GIVEN RECORDS —
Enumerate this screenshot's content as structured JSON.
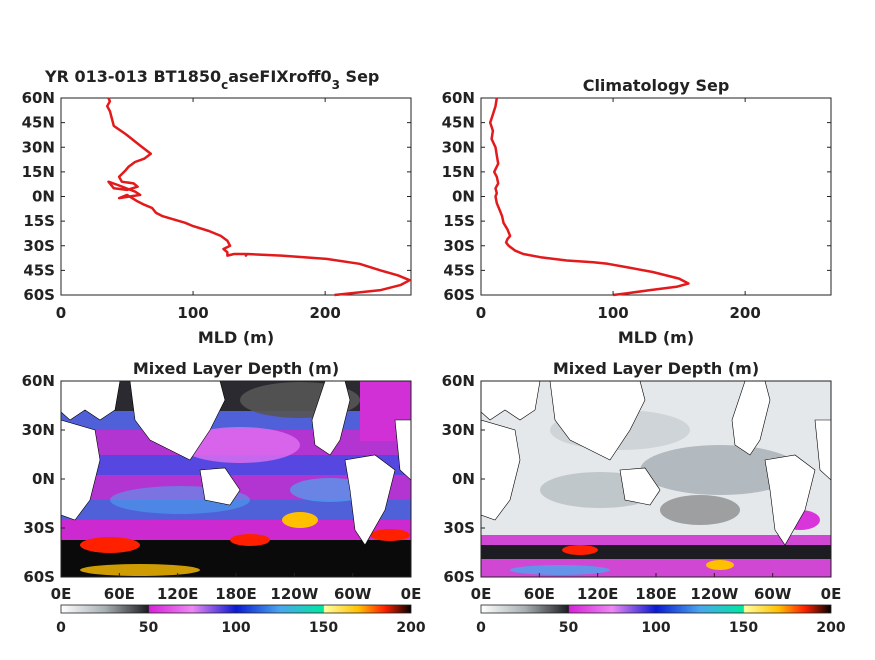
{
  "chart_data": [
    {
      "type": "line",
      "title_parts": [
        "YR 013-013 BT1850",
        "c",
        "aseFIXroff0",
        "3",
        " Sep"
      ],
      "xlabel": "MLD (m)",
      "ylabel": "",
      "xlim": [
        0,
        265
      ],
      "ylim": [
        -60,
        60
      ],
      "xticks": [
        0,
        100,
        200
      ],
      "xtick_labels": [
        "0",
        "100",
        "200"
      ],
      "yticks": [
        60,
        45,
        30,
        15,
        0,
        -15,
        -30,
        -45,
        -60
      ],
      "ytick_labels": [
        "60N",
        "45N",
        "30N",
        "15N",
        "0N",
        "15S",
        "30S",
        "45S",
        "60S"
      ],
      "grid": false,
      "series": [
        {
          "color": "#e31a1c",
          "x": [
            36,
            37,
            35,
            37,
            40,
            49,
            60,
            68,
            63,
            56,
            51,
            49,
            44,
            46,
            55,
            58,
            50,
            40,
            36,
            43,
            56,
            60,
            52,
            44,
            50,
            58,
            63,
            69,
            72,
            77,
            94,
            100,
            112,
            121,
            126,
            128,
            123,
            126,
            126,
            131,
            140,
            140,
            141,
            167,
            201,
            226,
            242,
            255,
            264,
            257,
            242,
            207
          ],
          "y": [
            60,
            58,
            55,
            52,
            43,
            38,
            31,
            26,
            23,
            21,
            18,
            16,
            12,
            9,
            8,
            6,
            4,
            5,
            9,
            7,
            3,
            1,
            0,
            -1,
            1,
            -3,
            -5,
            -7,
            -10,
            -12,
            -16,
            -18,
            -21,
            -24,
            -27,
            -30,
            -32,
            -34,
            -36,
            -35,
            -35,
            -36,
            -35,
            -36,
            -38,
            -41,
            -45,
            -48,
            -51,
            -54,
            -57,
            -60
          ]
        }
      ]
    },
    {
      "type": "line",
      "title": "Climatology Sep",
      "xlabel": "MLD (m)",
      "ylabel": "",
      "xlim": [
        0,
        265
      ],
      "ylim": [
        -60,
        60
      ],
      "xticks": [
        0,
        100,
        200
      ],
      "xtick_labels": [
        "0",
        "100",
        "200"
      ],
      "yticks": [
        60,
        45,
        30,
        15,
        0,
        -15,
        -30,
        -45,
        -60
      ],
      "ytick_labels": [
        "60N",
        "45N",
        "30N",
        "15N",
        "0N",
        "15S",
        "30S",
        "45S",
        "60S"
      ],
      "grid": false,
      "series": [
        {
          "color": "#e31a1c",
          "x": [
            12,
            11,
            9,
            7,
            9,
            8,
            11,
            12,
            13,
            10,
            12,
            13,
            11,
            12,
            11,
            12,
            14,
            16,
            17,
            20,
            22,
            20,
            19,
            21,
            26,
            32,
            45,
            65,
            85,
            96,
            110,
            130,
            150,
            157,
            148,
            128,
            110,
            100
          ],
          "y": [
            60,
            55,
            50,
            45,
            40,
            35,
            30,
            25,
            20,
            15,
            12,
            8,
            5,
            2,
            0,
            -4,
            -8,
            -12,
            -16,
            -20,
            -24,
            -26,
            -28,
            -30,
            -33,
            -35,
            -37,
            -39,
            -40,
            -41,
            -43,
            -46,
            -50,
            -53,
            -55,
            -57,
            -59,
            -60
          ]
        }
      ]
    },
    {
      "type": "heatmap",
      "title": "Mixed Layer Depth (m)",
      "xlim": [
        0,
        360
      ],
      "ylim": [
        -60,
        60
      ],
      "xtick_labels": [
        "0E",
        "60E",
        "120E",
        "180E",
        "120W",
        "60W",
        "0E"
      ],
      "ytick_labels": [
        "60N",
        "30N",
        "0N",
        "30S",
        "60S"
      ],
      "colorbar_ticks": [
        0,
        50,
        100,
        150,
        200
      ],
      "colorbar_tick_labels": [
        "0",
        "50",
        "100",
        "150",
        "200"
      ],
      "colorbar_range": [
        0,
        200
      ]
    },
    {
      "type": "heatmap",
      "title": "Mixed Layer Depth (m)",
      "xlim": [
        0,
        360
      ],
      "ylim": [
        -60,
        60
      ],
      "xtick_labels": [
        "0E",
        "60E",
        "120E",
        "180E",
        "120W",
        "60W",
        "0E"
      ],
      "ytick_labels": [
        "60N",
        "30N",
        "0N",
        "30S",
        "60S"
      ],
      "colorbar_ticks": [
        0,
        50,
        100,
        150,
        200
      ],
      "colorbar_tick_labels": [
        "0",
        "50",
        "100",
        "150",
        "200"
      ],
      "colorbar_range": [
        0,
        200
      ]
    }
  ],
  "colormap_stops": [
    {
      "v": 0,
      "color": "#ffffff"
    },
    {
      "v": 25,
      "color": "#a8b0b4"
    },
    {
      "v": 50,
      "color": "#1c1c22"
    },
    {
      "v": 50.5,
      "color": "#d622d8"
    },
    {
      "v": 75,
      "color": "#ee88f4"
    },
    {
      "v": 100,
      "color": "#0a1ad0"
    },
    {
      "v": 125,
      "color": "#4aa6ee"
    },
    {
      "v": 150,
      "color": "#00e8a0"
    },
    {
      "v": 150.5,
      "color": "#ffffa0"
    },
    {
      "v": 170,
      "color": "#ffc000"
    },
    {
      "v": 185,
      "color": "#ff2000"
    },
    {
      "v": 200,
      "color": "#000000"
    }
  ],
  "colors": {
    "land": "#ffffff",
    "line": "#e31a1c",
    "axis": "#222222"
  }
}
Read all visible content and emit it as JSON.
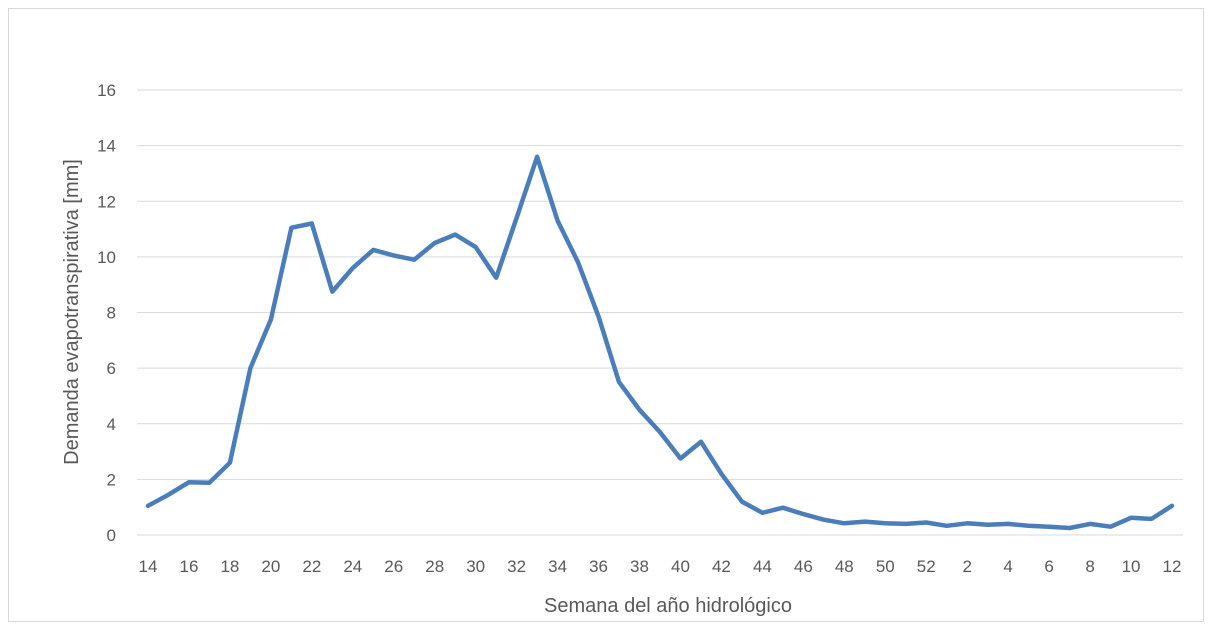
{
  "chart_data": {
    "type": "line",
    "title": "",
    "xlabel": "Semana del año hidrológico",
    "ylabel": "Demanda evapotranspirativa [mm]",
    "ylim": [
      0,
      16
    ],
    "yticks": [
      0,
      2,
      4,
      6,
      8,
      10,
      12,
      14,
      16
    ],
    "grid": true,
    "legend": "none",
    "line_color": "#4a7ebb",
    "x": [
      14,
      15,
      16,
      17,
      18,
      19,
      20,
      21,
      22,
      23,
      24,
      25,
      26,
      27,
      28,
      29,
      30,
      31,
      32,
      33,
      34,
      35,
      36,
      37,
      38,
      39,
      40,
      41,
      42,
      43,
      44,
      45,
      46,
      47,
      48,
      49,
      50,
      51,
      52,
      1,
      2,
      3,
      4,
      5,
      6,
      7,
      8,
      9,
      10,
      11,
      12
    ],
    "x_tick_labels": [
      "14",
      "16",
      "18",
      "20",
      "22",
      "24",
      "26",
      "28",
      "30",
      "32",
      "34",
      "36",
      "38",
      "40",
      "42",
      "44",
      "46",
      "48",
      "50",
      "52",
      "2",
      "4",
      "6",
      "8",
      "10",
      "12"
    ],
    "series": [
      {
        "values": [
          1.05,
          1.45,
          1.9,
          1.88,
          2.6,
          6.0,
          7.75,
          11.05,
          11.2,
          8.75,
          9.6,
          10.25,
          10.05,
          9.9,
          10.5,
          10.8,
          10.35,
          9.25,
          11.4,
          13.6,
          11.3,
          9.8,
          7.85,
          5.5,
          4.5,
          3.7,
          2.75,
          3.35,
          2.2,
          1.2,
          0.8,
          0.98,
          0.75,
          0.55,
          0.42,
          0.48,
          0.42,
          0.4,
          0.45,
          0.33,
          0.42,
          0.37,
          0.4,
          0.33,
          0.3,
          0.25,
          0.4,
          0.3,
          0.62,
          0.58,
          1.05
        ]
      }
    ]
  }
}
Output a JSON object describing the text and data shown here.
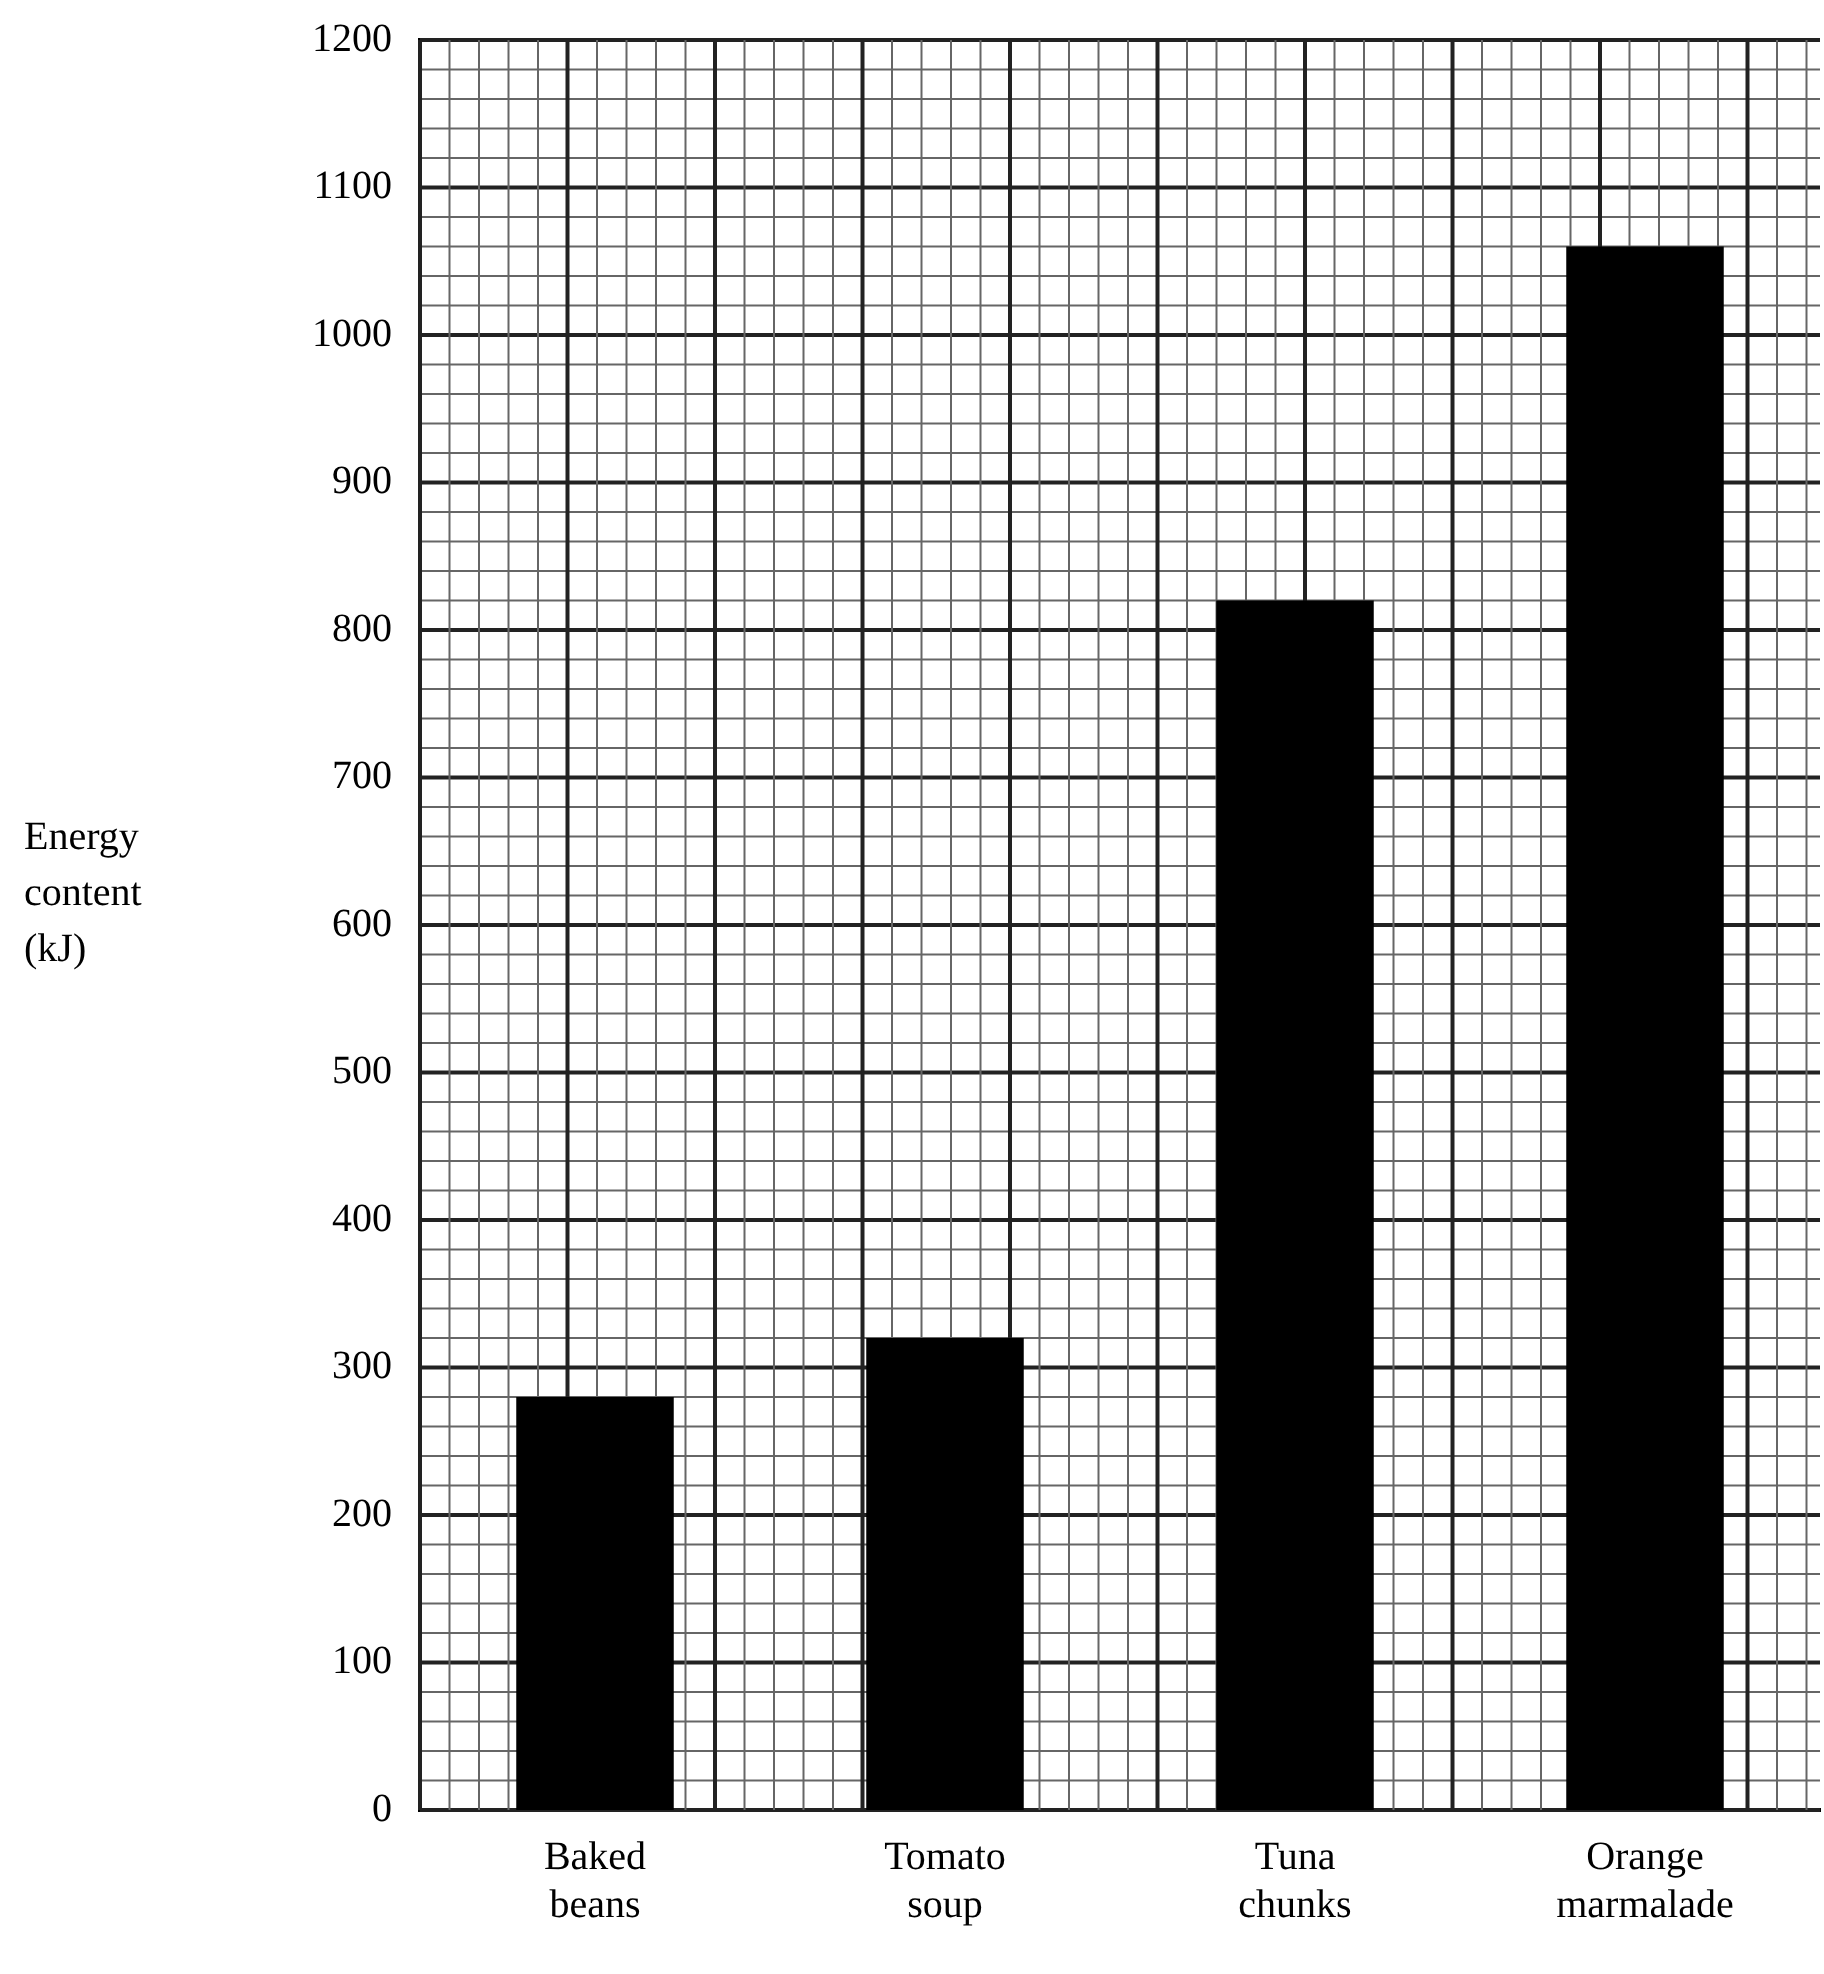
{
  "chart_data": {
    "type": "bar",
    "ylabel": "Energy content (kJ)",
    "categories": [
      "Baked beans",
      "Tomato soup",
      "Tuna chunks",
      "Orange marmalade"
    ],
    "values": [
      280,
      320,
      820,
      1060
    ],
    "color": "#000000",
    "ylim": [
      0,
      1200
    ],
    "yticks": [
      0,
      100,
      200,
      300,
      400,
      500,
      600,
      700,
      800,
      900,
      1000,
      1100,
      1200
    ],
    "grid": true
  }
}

WHAT IS REQUIRED — Looking at the data above, how many lines hold the word "grid"? Respond with the number alone.

THE OUTPUT — 4